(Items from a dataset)
begin

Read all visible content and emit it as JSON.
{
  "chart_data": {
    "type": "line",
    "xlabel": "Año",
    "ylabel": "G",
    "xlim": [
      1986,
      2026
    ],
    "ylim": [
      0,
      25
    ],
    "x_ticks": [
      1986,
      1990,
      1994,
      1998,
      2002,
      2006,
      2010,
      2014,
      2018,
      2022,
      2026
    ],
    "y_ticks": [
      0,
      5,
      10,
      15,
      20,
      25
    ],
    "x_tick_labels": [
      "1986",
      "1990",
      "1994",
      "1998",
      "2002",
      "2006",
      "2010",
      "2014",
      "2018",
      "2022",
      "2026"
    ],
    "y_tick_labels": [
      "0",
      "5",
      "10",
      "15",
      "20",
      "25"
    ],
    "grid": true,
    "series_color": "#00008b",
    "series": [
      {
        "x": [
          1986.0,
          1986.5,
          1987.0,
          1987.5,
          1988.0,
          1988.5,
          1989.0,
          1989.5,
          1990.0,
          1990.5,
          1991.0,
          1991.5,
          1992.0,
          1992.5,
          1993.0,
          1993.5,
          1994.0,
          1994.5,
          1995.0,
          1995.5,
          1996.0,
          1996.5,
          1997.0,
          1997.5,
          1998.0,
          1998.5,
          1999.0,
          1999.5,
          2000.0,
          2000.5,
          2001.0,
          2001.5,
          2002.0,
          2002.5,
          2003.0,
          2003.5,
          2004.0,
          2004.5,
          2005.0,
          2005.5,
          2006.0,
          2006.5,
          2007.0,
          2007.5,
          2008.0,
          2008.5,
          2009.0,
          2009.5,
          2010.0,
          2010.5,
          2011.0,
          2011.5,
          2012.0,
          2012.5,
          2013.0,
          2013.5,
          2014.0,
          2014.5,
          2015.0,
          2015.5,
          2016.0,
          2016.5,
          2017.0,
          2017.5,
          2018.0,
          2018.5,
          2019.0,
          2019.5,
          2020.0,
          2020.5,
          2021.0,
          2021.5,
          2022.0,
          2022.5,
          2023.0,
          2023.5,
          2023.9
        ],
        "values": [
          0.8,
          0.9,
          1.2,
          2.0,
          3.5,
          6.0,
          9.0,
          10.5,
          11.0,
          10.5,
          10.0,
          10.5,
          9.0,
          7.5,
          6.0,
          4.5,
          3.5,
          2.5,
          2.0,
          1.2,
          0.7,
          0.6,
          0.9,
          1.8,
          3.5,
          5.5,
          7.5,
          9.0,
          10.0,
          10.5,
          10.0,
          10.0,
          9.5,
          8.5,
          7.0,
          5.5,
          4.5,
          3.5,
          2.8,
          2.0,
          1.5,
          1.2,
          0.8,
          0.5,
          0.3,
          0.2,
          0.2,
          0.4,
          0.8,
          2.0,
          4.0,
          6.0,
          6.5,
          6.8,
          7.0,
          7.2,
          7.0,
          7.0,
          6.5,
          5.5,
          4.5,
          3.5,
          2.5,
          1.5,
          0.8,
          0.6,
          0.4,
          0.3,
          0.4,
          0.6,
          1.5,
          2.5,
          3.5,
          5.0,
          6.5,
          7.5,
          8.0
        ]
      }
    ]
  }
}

end

# TASK OBJECTIVE:
Write out all of the records above exactly as they appear.

# OUTPUT FOR THIS TASK:
Read all visible content and emit it as JSON.
{
  "chart_data": {
    "type": "line",
    "xlabel": "Año",
    "ylabel": "G",
    "xlim": [
      1986,
      2026
    ],
    "ylim": [
      0,
      25
    ],
    "x_ticks": [
      1986,
      1990,
      1994,
      1998,
      2002,
      2006,
      2010,
      2014,
      2018,
      2022,
      2026
    ],
    "y_ticks": [
      0,
      5,
      10,
      15,
      20,
      25
    ],
    "x_tick_labels": [
      "1986",
      "1990",
      "1994",
      "1998",
      "2002",
      "2006",
      "2010",
      "2014",
      "2018",
      "2022",
      "2026"
    ],
    "y_tick_labels": [
      "0",
      "5",
      "10",
      "15",
      "20",
      "25"
    ],
    "grid": true,
    "series_color": "#00008b",
    "series": [
      {
        "x": [
          1986.0,
          1986.5,
          1987.0,
          1987.5,
          1988.0,
          1988.5,
          1989.0,
          1989.5,
          1990.0,
          1990.5,
          1991.0,
          1991.5,
          1992.0,
          1992.5,
          1993.0,
          1993.5,
          1994.0,
          1994.5,
          1995.0,
          1995.5,
          1996.0,
          1996.5,
          1997.0,
          1997.5,
          1998.0,
          1998.5,
          1999.0,
          1999.5,
          2000.0,
          2000.5,
          2001.0,
          2001.5,
          2002.0,
          2002.5,
          2003.0,
          2003.5,
          2004.0,
          2004.5,
          2005.0,
          2005.5,
          2006.0,
          2006.5,
          2007.0,
          2007.5,
          2008.0,
          2008.5,
          2009.0,
          2009.5,
          2010.0,
          2010.5,
          2011.0,
          2011.5,
          2012.0,
          2012.5,
          2013.0,
          2013.5,
          2014.0,
          2014.5,
          2015.0,
          2015.5,
          2016.0,
          2016.5,
          2017.0,
          2017.5,
          2018.0,
          2018.5,
          2019.0,
          2019.5,
          2020.0,
          2020.5,
          2021.0,
          2021.5,
          2022.0,
          2022.5,
          2023.0,
          2023.5,
          2023.9
        ],
        "values": [
          0.8,
          0.9,
          1.2,
          2.0,
          3.5,
          6.0,
          9.0,
          10.5,
          11.0,
          10.5,
          10.0,
          10.5,
          9.0,
          7.5,
          6.0,
          4.5,
          3.5,
          2.5,
          2.0,
          1.2,
          0.7,
          0.6,
          0.9,
          1.8,
          3.5,
          5.5,
          7.5,
          9.0,
          10.0,
          10.5,
          10.0,
          10.0,
          9.5,
          8.5,
          7.0,
          5.5,
          4.5,
          3.5,
          2.8,
          2.0,
          1.5,
          1.2,
          0.8,
          0.5,
          0.3,
          0.2,
          0.2,
          0.4,
          0.8,
          2.0,
          4.0,
          6.0,
          6.5,
          6.8,
          7.0,
          7.2,
          7.0,
          7.0,
          6.5,
          5.5,
          4.5,
          3.5,
          2.5,
          1.5,
          0.8,
          0.6,
          0.4,
          0.3,
          0.4,
          0.6,
          1.5,
          2.5,
          3.5,
          5.0,
          6.5,
          7.5,
          8.0
        ]
      }
    ]
  }
}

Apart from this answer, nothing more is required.